++++ TASK MATERIAL ++++

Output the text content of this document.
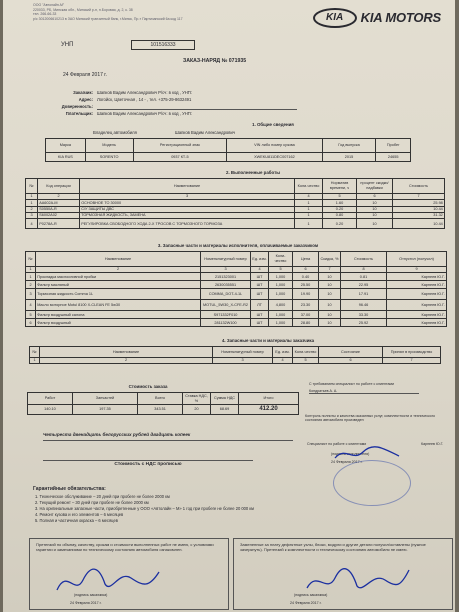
ООО "Автолайн-М"
220033, РБ, Минская обл., Минский р-н, п.Боровая, д. 2, к. 38
тел. 266-66-33
р/с 3012006610213 в ЗАО Минский транзитный банк, г.Минск, Пр-т Партизанский 6а код 117	KIA	KIA MOTORS
УНП	101516333
ЗАКАЗ-НАРЯД № 071935
24 Февраля 2017 г.
Заказчик: Шапков Вадим Александрович P/сч: в код , УНП:
Адрес: Логойск, Цветочная , 14 - , тел. +375-29-8632491
Доверенность:
Плательщик: Шапков Вадим Александрович P/сч: в код , УНП:
1. Общие сведения
Владелец автомобиля	Шапков Вадим Александрович
Марка	Модель	Регистрационный знак	VIN либо номер кузова	Год выпуска	Пробег
KIA RUS	SORENTO	0937 КТ-5	XWEKU811DEC007162	2015	24655
2. Выполненные работы
№	Код операции	Наименование	Коли-чество	Норматив времени, ч	процент скидки/ надбавки	Стоимость
1	2	3	4	5	6	7
1	АA602A-M	ОСНОВНОЕ ТО 30000	1	1.60	10	25.98
2	S0550A-R	С/У ЗАЩИТЫ ДВС	1	0.20	10	10.44
3	S6002A02	ТОРМОЗНАЯ ЖИДКОСТЬ, ЗАМЕНА	1	0.80	10	31.32
4	P0278A-R	РЕГУЛИРОВКА СВОБОДНОГО ХОДА 2-Х ТРОСОВ С ТОРМОЗНОГО ТОРМОЗА	1	0.20	10	10.44
3. Запасные части и материалы исполнителя, оплачиваемые заказчиком
№	Наименование	Номенклатурный номер	Ед. изм.	Коли-чество	Цена	Скидка, %	Стоимость	Отпустил (получил)
1	2	3	4	5	6	7	8	9
1	Прокладка маслосливной пробки	2151323001	ШТ	1,000	0.40	10	0.81	Карпеев Ю.Г.
2	Фильтр масляный	2630035551	ШТ	1,000	25.50	10	22.95	Карпеев Ю.Г.
3	Тормозная жидкость Comma 1L	COMMA_DOT-4-1L	ШТ	1,000	19.90	10	17.91	Карпеев Ю.Г.
4	Масло моторное Motul 8100 X-CLEAN FE 5w30	MOTUL_5W30_X-CFE-R2	ЛТ	4,800	23.30	10	96.46	Карпеев Ю.Г.
5	Фильтр воздушный салона	S971332F010	ШТ	1,000	37.00	10	33.30	Карпеев Ю.Г.
6	Фильтр воздушный	281132W100	ШТ	1,000	28.80	10	25.92	Карпеев Ю.Г.
4. Запасные части и материалы заказчика
№	Наименование	Номенклатурный номер	Ед. изм.	Коли-чество	Состояние	Принял в производство
1	2	3	4	5	6	7
Стоимость заказа
Работ	Запчастей	Всего	Ставка НДС, %	Сумма НДС	Итого
140.10	197.35	343.51	20	68.69	412.20
Четыреста двенадцать белорусских рублей двадцать копеек
Стоимость с НДС прописью
С требованием специалист по работе с клиентами
Кондратьев А. А.
Контроль полноты и качества оказанных услуг, комплектности и технического состояния автомобиля произведен
Специалист по работе с клиентами	Карпеев Ю.Г.
(подпись исполнителя)
24 Февраля 2017 г.
Гарантийные обязательства:
1. Техническое обслуживание – 20 дней при пробеге не более 2000 км
2. Текущий ремонт – 30 дней при пробеге не более 2000 км
3. На оригинальные запасные части, приобретенные у ООО «Автолайн – М» 1 год при пробеге не более 20 000 км
4. Ремонт кузова и его элементов – 6 месяцев
5. Полная и частичная окраска – 6 месяцев
Претензий по объему, качеству, срокам и стоимости выполненных работ не имею, с условиями гарантии и замечаниями по техническому состоянию автомобиля ознакомлен.
(подпись заказчика)
24 Февраля 2017 г.
Замененные за плату дефектные узлы, блоки, модули и другие детали получил/оставлены (нужное зачеркнуть). Претензий к комплектности и техническому состоянию автомобиля не имею.
(подпись заказчика)
24 Февраля 2017 г.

++++

*WHAT TO WORK ON:* Count every line bearing the word "Шапков"; report the total only.

*ANSWER TO THE TASK:* 3